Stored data
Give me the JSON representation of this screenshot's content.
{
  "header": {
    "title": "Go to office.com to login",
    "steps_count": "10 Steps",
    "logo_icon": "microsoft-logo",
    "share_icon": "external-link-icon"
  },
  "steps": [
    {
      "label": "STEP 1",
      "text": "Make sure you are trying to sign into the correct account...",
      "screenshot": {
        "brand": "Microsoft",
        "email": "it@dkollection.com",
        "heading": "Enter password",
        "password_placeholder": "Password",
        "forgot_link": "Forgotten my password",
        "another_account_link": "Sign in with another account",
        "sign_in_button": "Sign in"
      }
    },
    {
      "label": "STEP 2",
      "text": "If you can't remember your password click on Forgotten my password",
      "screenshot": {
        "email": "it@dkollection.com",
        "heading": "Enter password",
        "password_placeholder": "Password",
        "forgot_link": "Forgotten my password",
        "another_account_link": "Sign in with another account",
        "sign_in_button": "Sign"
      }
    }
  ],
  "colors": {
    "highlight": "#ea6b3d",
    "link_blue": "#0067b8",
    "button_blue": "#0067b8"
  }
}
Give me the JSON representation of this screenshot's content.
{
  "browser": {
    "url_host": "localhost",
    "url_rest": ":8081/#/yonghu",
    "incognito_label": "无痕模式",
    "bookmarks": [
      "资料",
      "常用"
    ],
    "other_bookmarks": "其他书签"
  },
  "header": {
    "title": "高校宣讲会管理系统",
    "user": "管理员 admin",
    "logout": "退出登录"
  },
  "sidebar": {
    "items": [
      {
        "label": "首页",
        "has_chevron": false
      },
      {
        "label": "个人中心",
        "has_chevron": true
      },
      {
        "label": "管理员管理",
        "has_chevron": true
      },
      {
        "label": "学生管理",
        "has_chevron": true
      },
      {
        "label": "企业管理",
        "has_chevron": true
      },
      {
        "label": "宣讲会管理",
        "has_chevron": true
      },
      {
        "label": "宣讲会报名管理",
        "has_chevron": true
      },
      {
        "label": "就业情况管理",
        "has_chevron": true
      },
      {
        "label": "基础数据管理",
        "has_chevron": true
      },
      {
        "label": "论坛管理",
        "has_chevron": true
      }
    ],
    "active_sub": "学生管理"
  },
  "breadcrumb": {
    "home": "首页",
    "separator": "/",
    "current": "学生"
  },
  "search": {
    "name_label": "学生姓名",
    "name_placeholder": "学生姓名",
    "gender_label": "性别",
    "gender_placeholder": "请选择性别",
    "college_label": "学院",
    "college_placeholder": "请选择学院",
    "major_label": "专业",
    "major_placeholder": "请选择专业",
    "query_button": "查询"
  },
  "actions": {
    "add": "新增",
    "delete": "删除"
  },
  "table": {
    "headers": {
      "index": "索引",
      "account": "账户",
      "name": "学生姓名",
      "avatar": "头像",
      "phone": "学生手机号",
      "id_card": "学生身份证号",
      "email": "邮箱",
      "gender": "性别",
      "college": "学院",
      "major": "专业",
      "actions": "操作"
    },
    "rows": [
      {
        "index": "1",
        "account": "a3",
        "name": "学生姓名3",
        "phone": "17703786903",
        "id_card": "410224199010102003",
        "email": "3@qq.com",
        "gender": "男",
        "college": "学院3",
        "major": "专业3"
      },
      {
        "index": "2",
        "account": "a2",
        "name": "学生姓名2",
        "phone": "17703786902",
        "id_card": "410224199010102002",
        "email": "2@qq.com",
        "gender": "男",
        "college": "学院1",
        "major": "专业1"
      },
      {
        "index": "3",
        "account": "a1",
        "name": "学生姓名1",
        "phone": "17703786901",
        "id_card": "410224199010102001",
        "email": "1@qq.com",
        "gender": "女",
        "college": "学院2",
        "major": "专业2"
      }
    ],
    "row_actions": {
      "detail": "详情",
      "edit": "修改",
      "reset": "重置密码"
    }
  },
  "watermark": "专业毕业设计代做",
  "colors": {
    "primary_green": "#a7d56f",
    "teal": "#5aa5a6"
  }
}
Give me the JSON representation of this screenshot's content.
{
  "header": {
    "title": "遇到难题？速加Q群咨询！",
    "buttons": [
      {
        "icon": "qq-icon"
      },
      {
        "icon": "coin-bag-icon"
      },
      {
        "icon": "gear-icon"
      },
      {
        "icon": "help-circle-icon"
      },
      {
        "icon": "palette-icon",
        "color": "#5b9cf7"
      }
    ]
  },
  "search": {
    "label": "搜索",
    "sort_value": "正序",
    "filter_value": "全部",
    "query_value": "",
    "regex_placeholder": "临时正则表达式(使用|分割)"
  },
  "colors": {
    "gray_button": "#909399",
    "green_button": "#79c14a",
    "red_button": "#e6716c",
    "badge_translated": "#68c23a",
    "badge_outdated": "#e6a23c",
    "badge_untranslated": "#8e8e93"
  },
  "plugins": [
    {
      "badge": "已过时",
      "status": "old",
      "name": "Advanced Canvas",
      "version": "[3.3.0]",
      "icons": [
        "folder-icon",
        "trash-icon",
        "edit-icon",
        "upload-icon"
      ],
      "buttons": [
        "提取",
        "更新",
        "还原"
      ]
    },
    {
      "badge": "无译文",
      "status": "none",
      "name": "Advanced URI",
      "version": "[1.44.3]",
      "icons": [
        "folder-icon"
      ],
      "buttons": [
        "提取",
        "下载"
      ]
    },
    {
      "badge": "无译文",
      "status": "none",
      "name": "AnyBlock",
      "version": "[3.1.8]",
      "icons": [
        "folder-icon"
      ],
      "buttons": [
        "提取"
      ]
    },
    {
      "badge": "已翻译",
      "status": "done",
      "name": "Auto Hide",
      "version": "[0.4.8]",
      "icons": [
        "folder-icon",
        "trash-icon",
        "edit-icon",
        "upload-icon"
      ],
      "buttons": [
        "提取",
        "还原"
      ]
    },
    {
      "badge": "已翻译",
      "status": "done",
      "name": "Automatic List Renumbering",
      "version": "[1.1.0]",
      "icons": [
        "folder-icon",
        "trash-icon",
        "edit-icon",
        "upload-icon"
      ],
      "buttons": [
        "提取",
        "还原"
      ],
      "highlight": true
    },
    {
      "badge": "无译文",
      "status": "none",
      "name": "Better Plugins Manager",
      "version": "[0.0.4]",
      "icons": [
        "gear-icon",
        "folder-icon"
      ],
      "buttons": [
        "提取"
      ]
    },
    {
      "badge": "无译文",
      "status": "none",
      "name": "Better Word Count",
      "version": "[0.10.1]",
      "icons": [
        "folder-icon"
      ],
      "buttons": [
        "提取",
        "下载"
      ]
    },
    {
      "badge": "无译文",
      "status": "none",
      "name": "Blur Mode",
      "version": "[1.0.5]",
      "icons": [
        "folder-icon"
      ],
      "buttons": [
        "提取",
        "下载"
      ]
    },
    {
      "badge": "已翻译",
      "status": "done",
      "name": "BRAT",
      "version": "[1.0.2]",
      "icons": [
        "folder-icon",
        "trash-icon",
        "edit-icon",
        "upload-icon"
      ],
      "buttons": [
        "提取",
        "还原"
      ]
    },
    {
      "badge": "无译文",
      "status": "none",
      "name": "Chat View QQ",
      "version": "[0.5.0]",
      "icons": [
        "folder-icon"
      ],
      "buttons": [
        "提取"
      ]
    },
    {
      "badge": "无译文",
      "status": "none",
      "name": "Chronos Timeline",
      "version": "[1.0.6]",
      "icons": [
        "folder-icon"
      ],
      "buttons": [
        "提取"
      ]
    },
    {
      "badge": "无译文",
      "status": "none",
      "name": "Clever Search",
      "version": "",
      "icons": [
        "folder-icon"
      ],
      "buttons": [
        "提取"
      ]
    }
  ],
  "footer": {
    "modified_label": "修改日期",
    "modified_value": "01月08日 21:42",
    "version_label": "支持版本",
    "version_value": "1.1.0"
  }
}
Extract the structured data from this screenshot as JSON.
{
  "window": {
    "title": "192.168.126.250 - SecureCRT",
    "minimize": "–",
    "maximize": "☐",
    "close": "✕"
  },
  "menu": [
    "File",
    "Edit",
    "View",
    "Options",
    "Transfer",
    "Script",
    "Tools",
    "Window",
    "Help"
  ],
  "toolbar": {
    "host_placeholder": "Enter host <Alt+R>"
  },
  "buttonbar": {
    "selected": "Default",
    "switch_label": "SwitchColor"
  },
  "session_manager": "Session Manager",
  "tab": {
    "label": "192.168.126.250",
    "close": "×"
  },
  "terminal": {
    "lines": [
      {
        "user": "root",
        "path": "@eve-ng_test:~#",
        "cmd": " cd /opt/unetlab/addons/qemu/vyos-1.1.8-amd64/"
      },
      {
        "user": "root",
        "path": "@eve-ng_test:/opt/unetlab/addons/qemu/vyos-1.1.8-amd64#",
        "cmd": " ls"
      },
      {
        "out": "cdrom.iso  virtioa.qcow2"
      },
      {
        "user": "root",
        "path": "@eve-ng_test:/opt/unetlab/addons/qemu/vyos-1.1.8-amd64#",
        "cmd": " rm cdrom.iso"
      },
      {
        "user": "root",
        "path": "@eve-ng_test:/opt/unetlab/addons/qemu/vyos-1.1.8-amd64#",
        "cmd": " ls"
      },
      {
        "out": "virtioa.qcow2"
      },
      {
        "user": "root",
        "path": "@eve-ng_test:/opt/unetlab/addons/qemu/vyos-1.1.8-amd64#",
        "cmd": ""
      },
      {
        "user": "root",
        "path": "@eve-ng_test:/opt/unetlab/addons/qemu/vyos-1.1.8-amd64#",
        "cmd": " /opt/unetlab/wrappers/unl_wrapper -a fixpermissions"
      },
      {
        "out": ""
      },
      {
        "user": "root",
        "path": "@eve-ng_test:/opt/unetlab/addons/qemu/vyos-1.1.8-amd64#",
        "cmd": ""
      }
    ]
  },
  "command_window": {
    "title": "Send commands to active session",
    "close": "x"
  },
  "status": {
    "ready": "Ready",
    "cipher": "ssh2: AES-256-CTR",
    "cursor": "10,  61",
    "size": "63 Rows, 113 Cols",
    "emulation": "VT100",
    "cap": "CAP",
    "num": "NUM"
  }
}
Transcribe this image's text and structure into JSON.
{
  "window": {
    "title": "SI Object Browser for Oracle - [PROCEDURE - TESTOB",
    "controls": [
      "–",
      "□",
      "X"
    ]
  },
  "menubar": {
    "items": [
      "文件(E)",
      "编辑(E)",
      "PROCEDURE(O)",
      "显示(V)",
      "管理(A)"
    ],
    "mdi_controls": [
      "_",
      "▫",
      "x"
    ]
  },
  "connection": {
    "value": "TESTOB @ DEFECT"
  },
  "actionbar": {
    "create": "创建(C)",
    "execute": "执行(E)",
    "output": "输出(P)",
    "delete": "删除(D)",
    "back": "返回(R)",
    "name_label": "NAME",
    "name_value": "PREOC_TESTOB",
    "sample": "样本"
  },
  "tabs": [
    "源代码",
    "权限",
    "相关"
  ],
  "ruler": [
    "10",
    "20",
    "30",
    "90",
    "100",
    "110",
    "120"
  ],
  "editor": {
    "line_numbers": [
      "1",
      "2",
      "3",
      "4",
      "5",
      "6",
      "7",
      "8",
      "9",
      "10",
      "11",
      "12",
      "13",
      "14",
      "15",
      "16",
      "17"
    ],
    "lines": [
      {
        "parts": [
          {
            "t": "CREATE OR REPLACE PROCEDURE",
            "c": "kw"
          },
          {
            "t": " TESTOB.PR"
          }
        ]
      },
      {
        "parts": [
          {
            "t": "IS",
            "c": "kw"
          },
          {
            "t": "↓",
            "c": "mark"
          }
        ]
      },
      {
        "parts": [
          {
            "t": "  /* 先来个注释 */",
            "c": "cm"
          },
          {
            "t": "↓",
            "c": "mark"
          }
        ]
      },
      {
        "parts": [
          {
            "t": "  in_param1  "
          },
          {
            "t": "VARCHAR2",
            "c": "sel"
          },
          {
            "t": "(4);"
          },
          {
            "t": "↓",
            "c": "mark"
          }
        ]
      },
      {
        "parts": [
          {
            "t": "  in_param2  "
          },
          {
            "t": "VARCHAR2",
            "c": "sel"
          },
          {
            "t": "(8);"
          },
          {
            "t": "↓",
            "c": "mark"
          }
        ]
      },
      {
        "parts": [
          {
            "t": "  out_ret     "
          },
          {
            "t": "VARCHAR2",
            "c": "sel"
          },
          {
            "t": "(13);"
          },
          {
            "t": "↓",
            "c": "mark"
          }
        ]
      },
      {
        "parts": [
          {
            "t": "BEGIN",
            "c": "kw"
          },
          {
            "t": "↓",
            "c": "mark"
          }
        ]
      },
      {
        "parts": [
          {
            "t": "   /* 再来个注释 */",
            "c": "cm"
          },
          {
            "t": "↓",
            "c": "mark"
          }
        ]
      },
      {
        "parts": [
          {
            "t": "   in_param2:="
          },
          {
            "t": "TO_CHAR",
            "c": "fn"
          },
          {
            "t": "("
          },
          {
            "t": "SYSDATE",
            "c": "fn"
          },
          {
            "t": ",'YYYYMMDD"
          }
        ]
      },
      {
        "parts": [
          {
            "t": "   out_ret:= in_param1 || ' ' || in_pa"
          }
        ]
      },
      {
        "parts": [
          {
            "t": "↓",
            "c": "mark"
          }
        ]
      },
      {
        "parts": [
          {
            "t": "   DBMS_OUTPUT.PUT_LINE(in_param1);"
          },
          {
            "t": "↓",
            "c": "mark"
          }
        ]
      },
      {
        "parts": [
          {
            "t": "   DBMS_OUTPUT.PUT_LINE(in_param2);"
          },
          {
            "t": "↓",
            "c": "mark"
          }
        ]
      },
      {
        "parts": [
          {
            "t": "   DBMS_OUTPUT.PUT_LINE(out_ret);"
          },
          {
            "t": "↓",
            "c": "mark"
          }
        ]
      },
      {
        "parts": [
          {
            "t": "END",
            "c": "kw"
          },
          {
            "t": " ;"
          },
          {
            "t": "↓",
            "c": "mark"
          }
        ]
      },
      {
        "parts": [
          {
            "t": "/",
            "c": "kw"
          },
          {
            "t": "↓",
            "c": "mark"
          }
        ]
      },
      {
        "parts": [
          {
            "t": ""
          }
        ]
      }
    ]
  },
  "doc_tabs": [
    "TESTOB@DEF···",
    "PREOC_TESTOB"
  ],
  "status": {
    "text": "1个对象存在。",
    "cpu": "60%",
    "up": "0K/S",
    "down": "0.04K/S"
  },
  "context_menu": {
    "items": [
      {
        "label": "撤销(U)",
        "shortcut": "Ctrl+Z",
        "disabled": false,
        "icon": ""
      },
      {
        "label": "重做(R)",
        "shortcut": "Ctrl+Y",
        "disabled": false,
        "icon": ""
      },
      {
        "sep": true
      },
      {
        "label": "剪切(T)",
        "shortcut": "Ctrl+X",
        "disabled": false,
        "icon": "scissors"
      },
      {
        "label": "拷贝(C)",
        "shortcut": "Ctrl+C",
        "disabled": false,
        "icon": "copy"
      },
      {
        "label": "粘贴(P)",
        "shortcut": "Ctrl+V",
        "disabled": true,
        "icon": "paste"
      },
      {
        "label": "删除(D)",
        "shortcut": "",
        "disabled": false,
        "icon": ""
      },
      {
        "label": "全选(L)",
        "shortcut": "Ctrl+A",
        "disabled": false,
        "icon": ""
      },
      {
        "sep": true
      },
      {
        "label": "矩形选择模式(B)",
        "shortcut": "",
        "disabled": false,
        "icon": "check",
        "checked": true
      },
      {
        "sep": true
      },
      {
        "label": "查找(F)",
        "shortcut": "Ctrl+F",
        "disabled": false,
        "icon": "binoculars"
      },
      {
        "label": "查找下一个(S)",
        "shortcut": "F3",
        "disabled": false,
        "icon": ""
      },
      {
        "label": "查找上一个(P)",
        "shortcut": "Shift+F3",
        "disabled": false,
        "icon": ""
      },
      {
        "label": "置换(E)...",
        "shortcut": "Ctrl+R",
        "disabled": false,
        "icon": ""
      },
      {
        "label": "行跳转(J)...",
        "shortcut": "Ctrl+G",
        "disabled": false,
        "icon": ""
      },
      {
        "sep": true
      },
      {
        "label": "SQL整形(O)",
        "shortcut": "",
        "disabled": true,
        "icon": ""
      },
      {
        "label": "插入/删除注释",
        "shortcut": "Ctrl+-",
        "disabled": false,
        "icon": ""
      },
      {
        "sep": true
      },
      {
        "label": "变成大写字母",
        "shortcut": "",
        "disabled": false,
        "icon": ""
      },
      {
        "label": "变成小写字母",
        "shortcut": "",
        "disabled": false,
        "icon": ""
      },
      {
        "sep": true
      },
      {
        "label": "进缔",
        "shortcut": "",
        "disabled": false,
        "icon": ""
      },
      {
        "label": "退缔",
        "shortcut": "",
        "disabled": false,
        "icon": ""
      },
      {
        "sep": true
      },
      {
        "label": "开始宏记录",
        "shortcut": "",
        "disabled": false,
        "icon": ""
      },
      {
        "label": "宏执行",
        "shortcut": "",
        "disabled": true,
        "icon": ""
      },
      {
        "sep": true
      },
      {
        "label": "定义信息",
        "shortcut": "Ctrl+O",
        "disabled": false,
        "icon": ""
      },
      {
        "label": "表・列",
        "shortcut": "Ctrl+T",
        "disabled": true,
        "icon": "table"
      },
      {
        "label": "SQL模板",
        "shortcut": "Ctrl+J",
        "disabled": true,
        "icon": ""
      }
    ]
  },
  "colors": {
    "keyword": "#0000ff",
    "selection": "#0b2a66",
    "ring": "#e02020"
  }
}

◆ WRITTEN TASK
Identify and list each line with the word "Advanced".

◆ WRITTEN RESPONSE
      "name": "Advanced Canvas",
      "name": "Advanced URI",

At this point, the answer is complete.